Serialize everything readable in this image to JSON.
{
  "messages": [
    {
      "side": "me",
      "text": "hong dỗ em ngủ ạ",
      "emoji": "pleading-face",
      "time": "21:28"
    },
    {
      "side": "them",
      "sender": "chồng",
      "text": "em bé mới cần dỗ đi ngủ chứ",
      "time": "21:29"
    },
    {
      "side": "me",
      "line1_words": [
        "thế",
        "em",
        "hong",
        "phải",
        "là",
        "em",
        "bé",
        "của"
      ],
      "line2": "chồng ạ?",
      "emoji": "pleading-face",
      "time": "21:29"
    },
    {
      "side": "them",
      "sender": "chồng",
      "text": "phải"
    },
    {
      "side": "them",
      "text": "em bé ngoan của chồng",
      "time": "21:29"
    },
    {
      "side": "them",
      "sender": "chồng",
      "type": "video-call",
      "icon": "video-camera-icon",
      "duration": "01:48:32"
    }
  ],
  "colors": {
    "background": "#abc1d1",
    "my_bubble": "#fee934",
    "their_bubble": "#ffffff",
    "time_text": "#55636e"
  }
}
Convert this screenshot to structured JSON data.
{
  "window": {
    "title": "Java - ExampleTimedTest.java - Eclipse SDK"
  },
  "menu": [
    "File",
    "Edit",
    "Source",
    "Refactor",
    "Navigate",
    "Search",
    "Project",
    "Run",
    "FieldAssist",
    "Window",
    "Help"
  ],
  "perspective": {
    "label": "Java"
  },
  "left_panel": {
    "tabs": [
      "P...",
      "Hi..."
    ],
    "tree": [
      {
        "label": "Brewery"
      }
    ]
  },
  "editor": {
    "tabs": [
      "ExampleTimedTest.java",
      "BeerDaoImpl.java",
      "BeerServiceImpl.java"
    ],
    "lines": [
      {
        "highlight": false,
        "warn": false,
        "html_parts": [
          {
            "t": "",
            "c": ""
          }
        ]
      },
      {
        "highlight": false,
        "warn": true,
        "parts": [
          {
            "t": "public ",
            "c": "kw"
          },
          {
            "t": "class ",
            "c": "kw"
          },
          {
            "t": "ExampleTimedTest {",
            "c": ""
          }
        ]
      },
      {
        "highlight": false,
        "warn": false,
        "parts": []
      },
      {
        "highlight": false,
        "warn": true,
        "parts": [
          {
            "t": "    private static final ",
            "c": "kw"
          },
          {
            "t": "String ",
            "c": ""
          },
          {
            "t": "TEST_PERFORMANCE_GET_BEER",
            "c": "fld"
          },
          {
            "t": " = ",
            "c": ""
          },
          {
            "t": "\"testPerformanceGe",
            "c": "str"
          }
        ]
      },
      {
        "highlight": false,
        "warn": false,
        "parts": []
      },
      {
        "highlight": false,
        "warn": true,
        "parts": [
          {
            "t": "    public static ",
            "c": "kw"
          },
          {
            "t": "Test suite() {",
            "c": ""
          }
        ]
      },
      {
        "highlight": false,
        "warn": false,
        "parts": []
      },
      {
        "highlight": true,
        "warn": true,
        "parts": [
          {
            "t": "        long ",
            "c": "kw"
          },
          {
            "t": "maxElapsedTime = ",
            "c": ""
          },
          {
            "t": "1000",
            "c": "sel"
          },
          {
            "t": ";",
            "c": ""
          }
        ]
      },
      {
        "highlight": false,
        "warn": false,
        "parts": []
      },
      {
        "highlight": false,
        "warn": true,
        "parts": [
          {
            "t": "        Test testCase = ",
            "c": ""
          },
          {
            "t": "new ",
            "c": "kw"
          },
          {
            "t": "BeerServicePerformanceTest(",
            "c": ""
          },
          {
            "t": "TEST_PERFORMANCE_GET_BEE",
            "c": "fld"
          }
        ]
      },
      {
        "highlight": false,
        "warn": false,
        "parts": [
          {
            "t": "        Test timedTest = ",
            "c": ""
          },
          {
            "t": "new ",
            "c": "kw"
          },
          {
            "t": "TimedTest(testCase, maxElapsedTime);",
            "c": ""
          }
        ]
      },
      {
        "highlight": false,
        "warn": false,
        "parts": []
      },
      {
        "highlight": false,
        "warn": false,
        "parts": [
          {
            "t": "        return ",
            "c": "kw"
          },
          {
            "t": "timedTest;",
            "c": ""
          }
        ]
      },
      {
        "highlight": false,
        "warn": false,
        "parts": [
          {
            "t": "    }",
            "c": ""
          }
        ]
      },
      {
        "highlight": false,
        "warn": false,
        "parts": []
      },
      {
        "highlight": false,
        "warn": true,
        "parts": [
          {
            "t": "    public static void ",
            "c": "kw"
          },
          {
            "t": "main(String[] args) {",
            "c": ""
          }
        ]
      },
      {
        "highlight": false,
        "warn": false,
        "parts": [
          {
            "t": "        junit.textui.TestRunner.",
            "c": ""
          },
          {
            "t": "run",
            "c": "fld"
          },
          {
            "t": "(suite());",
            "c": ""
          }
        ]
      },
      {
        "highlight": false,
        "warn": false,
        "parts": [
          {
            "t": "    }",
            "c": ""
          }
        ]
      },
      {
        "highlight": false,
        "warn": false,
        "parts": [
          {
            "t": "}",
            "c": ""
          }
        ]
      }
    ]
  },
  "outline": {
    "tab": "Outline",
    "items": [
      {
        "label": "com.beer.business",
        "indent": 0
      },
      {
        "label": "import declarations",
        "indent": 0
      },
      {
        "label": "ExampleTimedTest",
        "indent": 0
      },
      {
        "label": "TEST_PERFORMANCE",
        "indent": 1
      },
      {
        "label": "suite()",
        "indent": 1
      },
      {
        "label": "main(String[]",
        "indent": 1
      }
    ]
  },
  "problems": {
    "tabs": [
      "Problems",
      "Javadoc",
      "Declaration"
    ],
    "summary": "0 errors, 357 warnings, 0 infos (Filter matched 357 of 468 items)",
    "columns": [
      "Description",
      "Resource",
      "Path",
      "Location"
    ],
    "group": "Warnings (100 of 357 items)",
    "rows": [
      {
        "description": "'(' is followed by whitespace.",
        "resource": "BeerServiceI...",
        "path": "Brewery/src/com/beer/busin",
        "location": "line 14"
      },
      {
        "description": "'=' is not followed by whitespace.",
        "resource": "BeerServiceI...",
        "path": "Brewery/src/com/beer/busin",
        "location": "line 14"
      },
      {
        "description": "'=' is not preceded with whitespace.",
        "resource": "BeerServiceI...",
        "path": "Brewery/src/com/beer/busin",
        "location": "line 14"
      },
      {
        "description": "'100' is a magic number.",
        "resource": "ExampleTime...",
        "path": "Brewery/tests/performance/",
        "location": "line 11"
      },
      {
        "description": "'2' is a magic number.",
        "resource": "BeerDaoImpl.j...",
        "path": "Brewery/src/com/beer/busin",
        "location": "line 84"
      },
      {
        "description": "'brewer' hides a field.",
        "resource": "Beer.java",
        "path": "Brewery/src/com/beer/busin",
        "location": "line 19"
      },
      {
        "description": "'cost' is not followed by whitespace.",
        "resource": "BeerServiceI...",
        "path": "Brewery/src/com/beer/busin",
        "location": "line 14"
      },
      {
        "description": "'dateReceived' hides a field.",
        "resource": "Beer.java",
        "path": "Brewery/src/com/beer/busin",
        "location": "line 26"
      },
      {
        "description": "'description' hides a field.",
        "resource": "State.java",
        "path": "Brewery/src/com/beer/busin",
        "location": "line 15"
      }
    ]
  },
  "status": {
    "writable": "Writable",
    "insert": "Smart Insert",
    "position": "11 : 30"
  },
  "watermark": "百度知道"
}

**TASK GOAL:** For each line above that contains the word "JSON", copy that line.

**PROBLEM SOLUTION:**
Serialize everything readable in this image to JSON.
Convert this screenshot to structured JSON data.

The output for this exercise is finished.